Written instruction:
Exactly reproduce each line of the listing that follows.

Record set:
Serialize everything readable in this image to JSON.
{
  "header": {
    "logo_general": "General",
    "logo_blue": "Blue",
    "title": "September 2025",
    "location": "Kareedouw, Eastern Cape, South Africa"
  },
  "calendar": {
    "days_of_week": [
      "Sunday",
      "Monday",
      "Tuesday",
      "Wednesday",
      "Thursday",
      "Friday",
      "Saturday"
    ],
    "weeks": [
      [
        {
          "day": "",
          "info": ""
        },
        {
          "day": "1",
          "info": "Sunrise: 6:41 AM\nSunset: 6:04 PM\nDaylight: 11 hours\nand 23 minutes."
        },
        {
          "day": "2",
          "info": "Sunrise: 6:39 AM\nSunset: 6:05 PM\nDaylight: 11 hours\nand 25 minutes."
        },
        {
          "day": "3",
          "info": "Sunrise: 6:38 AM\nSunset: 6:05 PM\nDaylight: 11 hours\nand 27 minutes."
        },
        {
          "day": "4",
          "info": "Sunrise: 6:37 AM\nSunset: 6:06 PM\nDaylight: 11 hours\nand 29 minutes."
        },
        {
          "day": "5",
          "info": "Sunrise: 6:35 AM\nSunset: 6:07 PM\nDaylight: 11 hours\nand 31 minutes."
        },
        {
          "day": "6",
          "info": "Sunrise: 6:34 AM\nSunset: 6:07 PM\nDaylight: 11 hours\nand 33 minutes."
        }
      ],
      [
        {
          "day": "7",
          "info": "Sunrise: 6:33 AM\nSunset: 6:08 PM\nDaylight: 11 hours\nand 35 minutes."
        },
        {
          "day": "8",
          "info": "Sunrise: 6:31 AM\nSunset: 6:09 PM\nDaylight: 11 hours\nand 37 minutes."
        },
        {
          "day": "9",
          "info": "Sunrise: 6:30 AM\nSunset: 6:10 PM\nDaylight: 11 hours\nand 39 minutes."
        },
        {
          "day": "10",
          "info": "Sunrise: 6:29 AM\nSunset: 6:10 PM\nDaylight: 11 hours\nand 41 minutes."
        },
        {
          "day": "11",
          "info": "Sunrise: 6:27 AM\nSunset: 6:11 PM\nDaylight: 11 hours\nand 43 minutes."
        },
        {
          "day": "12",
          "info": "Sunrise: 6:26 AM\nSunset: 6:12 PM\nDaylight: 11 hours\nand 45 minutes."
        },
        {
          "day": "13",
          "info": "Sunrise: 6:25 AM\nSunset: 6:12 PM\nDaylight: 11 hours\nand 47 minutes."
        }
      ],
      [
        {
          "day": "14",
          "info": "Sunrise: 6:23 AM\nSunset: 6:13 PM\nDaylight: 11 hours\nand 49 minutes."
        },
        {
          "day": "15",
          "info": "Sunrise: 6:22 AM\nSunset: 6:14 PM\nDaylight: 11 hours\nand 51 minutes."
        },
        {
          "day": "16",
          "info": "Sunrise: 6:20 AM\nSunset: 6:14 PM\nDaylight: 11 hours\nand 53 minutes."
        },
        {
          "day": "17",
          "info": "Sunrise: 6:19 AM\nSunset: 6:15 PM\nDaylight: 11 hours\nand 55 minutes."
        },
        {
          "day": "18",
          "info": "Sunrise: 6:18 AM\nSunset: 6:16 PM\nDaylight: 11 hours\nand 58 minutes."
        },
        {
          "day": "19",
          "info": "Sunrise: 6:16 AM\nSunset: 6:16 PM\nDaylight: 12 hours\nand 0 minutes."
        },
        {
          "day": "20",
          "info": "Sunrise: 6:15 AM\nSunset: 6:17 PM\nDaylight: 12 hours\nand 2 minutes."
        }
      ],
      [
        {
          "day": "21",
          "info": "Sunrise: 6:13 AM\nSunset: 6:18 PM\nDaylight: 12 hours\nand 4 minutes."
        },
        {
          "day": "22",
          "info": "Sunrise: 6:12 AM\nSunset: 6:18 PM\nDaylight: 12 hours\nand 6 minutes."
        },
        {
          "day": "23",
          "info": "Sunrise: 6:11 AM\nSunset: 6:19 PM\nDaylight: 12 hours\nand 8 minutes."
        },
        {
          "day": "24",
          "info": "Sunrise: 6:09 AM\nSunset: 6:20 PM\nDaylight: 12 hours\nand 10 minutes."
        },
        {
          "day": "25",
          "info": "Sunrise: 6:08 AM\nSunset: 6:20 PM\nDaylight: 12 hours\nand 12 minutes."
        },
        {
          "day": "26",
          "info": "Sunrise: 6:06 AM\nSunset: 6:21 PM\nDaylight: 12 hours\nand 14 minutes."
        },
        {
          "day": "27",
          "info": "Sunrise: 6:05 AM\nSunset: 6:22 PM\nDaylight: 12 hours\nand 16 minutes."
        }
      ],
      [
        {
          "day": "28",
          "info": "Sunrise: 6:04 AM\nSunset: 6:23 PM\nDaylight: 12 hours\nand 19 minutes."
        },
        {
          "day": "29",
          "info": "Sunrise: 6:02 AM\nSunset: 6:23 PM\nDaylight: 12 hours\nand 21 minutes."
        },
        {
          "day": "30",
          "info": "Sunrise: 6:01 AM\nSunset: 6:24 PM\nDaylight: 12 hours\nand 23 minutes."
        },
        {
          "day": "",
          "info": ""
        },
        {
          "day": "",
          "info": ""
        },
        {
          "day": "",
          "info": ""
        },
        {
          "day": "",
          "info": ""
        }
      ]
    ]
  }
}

Task output:
Serialize everything readable in this image to JSON.
{
  "header": {
    "logo_general": "General",
    "logo_blue": "Blue",
    "title": "September 2025",
    "location": "Kareedouw, Eastern Cape, South Africa"
  },
  "calendar": {
    "days_of_week": [
      "Sunday",
      "Monday",
      "Tuesday",
      "Wednesday",
      "Thursday",
      "Friday",
      "Saturday"
    ],
    "weeks": [
      [
        {
          "day": "",
          "info": ""
        },
        {
          "day": "1",
          "info": "Sunrise: 6:41 AM\nSunset: 6:04 PM\nDaylight: 11 hours\nand 23 minutes."
        },
        {
          "day": "2",
          "info": "Sunrise: 6:39 AM\nSunset: 6:05 PM\nDaylight: 11 hours\nand 25 minutes."
        },
        {
          "day": "3",
          "info": "Sunrise: 6:38 AM\nSunset: 6:05 PM\nDaylight: 11 hours\nand 27 minutes."
        },
        {
          "day": "4",
          "info": "Sunrise: 6:37 AM\nSunset: 6:06 PM\nDaylight: 11 hours\nand 29 minutes."
        },
        {
          "day": "5",
          "info": "Sunrise: 6:35 AM\nSunset: 6:07 PM\nDaylight: 11 hours\nand 31 minutes."
        },
        {
          "day": "6",
          "info": "Sunrise: 6:34 AM\nSunset: 6:07 PM\nDaylight: 11 hours\nand 33 minutes."
        }
      ],
      [
        {
          "day": "7",
          "info": "Sunrise: 6:33 AM\nSunset: 6:08 PM\nDaylight: 11 hours\nand 35 minutes."
        },
        {
          "day": "8",
          "info": "Sunrise: 6:31 AM\nSunset: 6:09 PM\nDaylight: 11 hours\nand 37 minutes."
        },
        {
          "day": "9",
          "info": "Sunrise: 6:30 AM\nSunset: 6:10 PM\nDaylight: 11 hours\nand 39 minutes."
        },
        {
          "day": "10",
          "info": "Sunrise: 6:29 AM\nSunset: 6:10 PM\nDaylight: 11 hours\nand 41 minutes."
        },
        {
          "day": "11",
          "info": "Sunrise: 6:27 AM\nSunset: 6:11 PM\nDaylight: 11 hours\nand 43 minutes."
        },
        {
          "day": "12",
          "info": "Sunrise: 6:26 AM\nSunset: 6:12 PM\nDaylight: 11 hours\nand 45 minutes."
        },
        {
          "day": "13",
          "info": "Sunrise: 6:25 AM\nSunset: 6:12 PM\nDaylight: 11 hours\nand 47 minutes."
        }
      ],
      [
        {
          "day": "14",
          "info": "Sunrise: 6:23 AM\nSunset: 6:13 PM\nDaylight: 11 hours\nand 49 minutes."
        },
        {
          "day": "15",
          "info": "Sunrise: 6:22 AM\nSunset: 6:14 PM\nDaylight: 11 hours\nand 51 minutes."
        },
        {
          "day": "16",
          "info": "Sunrise: 6:20 AM\nSunset: 6:14 PM\nDaylight: 11 hours\nand 53 minutes."
        },
        {
          "day": "17",
          "info": "Sunrise: 6:19 AM\nSunset: 6:15 PM\nDaylight: 11 hours\nand 55 minutes."
        },
        {
          "day": "18",
          "info": "Sunrise: 6:18 AM\nSunset: 6:16 PM\nDaylight: 11 hours\nand 58 minutes."
        },
        {
          "day": "19",
          "info": "Sunrise: 6:16 AM\nSunset: 6:16 PM\nDaylight: 12 hours\nand 0 minutes."
        },
        {
          "day": "20",
          "info": "Sunrise: 6:15 AM\nSunset: 6:17 PM\nDaylight: 12 hours\nand 2 minutes."
        }
      ],
      [
        {
          "day": "21",
          "info": "Sunrise: 6:13 AM\nSunset: 6:18 PM\nDaylight: 12 hours\nand 4 minutes."
        },
        {
          "day": "22",
          "info": "Sunrise: 6:12 AM\nSunset: 6:18 PM\nDaylight: 12 hours\nand 6 minutes."
        },
        {
          "day": "23",
          "info": "Sunrise: 6:11 AM\nSunset: 6:19 PM\nDaylight: 12 hours\nand 8 minutes."
        },
        {
          "day": "24",
          "info": "Sunrise: 6:09 AM\nSunset: 6:20 PM\nDaylight: 12 hours\nand 10 minutes."
        },
        {
          "day": "25",
          "info": "Sunrise: 6:08 AM\nSunset: 6:20 PM\nDaylight: 12 hours\nand 12 minutes."
        },
        {
          "day": "26",
          "info": "Sunrise: 6:06 AM\nSunset: 6:21 PM\nDaylight: 12 hours\nand 14 minutes."
        },
        {
          "day": "27",
          "info": "Sunrise: 6:05 AM\nSunset: 6:22 PM\nDaylight: 12 hours\nand 16 minutes."
        }
      ],
      [
        {
          "day": "28",
          "info": "Sunrise: 6:04 AM\nSunset: 6:23 PM\nDaylight: 12 hours\nand 19 minutes."
        },
        {
          "day": "29",
          "info": "Sunrise: 6:02 AM\nSunset: 6:23 PM\nDaylight: 12 hours\nand 21 minutes."
        },
        {
          "day": "30",
          "info": "Sunrise: 6:01 AM\nSunset: 6:24 PM\nDaylight: 12 hours\nand 23 minutes."
        },
        {
          "day": "",
          "info": ""
        },
        {
          "day": "",
          "info": ""
        },
        {
          "day": "",
          "info": ""
        },
        {
          "day": "",
          "info": ""
        }
      ]
    ]
  }
}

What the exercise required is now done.